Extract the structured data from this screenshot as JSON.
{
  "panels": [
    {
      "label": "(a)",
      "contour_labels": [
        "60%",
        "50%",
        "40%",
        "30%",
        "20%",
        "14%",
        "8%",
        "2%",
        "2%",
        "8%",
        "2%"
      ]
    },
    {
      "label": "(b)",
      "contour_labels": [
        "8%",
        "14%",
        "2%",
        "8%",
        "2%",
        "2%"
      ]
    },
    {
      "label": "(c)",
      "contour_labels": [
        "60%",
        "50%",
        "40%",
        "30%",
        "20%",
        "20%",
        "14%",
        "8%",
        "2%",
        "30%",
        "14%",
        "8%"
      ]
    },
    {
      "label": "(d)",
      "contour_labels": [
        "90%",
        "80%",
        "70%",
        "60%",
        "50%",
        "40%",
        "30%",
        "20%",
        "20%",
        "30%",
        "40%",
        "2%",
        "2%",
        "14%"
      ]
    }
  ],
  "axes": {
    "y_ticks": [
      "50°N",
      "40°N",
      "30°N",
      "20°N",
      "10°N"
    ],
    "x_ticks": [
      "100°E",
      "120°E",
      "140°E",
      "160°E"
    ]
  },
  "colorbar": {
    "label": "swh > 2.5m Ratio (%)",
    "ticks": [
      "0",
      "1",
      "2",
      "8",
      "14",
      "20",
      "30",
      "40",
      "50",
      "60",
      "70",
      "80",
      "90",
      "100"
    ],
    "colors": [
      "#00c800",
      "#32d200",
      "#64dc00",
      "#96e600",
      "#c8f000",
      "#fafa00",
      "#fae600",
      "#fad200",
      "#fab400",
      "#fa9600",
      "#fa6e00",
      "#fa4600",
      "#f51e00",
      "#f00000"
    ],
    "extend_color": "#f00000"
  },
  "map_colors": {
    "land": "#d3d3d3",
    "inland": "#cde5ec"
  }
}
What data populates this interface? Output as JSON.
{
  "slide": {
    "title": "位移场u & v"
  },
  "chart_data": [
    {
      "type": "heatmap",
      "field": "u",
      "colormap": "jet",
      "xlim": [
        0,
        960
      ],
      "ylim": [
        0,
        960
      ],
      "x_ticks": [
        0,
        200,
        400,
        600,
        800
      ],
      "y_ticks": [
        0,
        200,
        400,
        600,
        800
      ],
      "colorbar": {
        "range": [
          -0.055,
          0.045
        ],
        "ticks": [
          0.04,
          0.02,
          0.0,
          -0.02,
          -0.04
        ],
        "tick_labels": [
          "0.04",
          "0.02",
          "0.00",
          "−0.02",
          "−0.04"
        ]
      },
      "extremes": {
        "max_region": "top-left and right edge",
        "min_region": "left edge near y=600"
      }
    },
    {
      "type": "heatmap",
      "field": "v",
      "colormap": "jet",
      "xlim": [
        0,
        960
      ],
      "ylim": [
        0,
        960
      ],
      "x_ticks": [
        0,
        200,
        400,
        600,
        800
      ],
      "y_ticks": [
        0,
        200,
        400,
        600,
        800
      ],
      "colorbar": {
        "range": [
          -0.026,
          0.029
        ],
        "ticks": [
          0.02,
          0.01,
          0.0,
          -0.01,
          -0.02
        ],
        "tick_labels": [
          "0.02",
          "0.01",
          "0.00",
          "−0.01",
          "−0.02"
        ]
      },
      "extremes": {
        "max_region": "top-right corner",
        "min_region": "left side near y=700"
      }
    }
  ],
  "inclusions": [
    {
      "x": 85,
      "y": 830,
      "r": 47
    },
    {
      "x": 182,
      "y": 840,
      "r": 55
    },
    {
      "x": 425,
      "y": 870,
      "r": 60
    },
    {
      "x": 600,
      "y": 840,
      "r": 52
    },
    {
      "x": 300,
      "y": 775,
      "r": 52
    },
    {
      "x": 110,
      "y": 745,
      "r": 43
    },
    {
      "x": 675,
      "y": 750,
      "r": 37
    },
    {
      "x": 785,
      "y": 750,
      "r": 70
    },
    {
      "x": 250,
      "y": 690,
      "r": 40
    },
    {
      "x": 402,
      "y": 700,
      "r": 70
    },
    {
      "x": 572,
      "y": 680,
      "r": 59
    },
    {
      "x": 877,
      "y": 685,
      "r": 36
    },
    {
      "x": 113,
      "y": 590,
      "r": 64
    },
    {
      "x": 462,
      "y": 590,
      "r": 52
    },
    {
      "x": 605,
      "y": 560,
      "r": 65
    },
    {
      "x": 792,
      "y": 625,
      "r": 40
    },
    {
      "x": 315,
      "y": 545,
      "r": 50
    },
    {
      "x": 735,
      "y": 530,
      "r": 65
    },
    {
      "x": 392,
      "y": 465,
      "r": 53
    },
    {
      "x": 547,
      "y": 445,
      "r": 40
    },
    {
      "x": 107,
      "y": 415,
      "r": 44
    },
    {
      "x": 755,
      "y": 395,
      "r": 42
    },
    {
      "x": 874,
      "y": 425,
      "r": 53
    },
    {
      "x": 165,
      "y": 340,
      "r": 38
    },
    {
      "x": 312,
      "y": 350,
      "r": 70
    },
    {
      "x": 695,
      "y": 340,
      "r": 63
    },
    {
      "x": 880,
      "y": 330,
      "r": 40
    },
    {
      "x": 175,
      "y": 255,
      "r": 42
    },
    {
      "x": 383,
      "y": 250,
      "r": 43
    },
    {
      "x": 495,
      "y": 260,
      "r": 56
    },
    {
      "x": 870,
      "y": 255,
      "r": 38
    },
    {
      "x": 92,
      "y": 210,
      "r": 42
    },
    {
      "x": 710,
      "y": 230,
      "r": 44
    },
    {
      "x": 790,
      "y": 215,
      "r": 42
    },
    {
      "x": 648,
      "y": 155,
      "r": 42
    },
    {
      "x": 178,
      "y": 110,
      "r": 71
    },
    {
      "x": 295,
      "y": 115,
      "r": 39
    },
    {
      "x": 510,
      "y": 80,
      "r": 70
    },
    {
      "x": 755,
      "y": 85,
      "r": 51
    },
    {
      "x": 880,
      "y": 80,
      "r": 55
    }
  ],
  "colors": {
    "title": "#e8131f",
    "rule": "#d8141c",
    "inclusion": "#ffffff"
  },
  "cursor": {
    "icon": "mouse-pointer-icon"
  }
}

Exercise aim:
Reproduce the whole listing word for word.

In response:
Extract the structured data from this screenshot as JSON.
{
  "panels": [
    {
      "label": "(a)",
      "contour_labels": [
        "60%",
        "50%",
        "40%",
        "30%",
        "20%",
        "14%",
        "8%",
        "2%",
        "2%",
        "8%",
        "2%"
      ]
    },
    {
      "label": "(b)",
      "contour_labels": [
        "8%",
        "14%",
        "2%",
        "8%",
        "2%",
        "2%"
      ]
    },
    {
      "label": "(c)",
      "contour_labels": [
        "60%",
        "50%",
        "40%",
        "30%",
        "20%",
        "20%",
        "14%",
        "8%",
        "2%",
        "30%",
        "14%",
        "8%"
      ]
    },
    {
      "label": "(d)",
      "contour_labels": [
        "90%",
        "80%",
        "70%",
        "60%",
        "50%",
        "40%",
        "30%",
        "20%",
        "20%",
        "30%",
        "40%",
        "2%",
        "2%",
        "14%"
      ]
    }
  ],
  "axes": {
    "y_ticks": [
      "50°N",
      "40°N",
      "30°N",
      "20°N",
      "10°N"
    ],
    "x_ticks": [
      "100°E",
      "120°E",
      "140°E",
      "160°E"
    ]
  },
  "colorbar": {
    "label": "swh > 2.5m Ratio (%)",
    "ticks": [
      "0",
      "1",
      "2",
      "8",
      "14",
      "20",
      "30",
      "40",
      "50",
      "60",
      "70",
      "80",
      "90",
      "100"
    ],
    "colors": [
      "#00c800",
      "#32d200",
      "#64dc00",
      "#96e600",
      "#c8f000",
      "#fafa00",
      "#fae600",
      "#fad200",
      "#fab400",
      "#fa9600",
      "#fa6e00",
      "#fa4600",
      "#f51e00",
      "#f00000"
    ],
    "extend_color": "#f00000"
  },
  "map_colors": {
    "land": "#d3d3d3",
    "inland": "#cde5ec"
  }
}
What data populates this interface? Output as JSON.
{
  "slide": {
    "title": "位移场u & v"
  },
  "chart_data": [
    {
      "type": "heatmap",
      "field": "u",
      "colormap": "jet",
      "xlim": [
        0,
        960
      ],
      "ylim": [
        0,
        960
      ],
      "x_ticks": [
        0,
        200,
        400,
        600,
        800
      ],
      "y_ticks": [
        0,
        200,
        400,
        600,
        800
      ],
      "colorbar": {
        "range": [
          -0.055,
          0.045
        ],
        "ticks": [
          0.04,
          0.02,
          0.0,
          -0.02,
          -0.04
        ],
        "tick_labels": [
          "0.04",
          "0.02",
          "0.00",
          "−0.02",
          "−0.04"
        ]
      },
      "extremes": {
        "max_region": "top-left and right edge",
        "min_region": "left edge near y=600"
      }
    },
    {
      "type": "heatmap",
      "field": "v",
      "colormap": "jet",
      "xlim": [
        0,
        960
      ],
      "ylim": [
        0,
        960
      ],
      "x_ticks": [
        0,
        200,
        400,
        600,
        800
      ],
      "y_ticks": [
        0,
        200,
        400,
        600,
        800
      ],
      "colorbar": {
        "range": [
          -0.026,
          0.029
        ],
        "ticks": [
          0.02,
          0.01,
          0.0,
          -0.01,
          -0.02
        ],
        "tick_labels": [
          "0.02",
          "0.01",
          "0.00",
          "−0.01",
          "−0.02"
        ]
      },
      "extremes": {
        "max_region": "top-right corner",
        "min_region": "left side near y=700"
      }
    }
  ],
  "inclusions": [
    {
      "x": 85,
      "y": 830,
      "r": 47
    },
    {
      "x": 182,
      "y": 840,
      "r": 55
    },
    {
      "x": 425,
      "y": 870,
      "r": 60
    },
    {
      "x": 600,
      "y": 840,
      "r": 52
    },
    {
      "x": 300,
      "y": 775,
      "r": 52
    },
    {
      "x": 110,
      "y": 745,
      "r": 43
    },
    {
      "x": 675,
      "y": 750,
      "r": 37
    },
    {
      "x": 785,
      "y": 750,
      "r": 70
    },
    {
      "x": 250,
      "y": 690,
      "r": 40
    },
    {
      "x": 402,
      "y": 700,
      "r": 70
    },
    {
      "x": 572,
      "y": 680,
      "r": 59
    },
    {
      "x": 877,
      "y": 685,
      "r": 36
    },
    {
      "x": 113,
      "y": 590,
      "r": 64
    },
    {
      "x": 462,
      "y": 590,
      "r": 52
    },
    {
      "x": 605,
      "y": 560,
      "r": 65
    },
    {
      "x": 792,
      "y": 625,
      "r": 40
    },
    {
      "x": 315,
      "y": 545,
      "r": 50
    },
    {
      "x": 735,
      "y": 530,
      "r": 65
    },
    {
      "x": 392,
      "y": 465,
      "r": 53
    },
    {
      "x": 547,
      "y": 445,
      "r": 40
    },
    {
      "x": 107,
      "y": 415,
      "r": 44
    },
    {
      "x": 755,
      "y": 395,
      "r": 42
    },
    {
      "x": 874,
      "y": 425,
      "r": 53
    },
    {
      "x": 165,
      "y": 340,
      "r": 38
    },
    {
      "x": 312,
      "y": 350,
      "r": 70
    },
    {
      "x": 695,
      "y": 340,
      "r": 63
    },
    {
      "x": 880,
      "y": 330,
      "r": 40
    },
    {
      "x": 175,
      "y": 255,
      "r": 42
    },
    {
      "x": 383,
      "y": 250,
      "r": 43
    },
    {
      "x": 495,
      "y": 260,
      "r": 56
    },
    {
      "x": 870,
      "y": 255,
      "r": 38
    },
    {
      "x": 92,
      "y": 210,
      "r": 42
    },
    {
      "x": 710,
      "y": 230,
      "r": 44
    },
    {
      "x": 790,
      "y": 215,
      "r": 42
    },
    {
      "x": 648,
      "y": 155,
      "r": 42
    },
    {
      "x": 178,
      "y": 110,
      "r": 71
    },
    {
      "x": 295,
      "y": 115,
      "r": 39
    },
    {
      "x": 510,
      "y": 80,
      "r": 70
    },
    {
      "x": 755,
      "y": 85,
      "r": 51
    },
    {
      "x": 880,
      "y": 80,
      "r": 55
    }
  ],
  "colors": {
    "title": "#e8131f",
    "rule": "#d8141c",
    "inclusion": "#ffffff"
  },
  "cursor": {
    "icon": "mouse-pointer-icon"
  }
}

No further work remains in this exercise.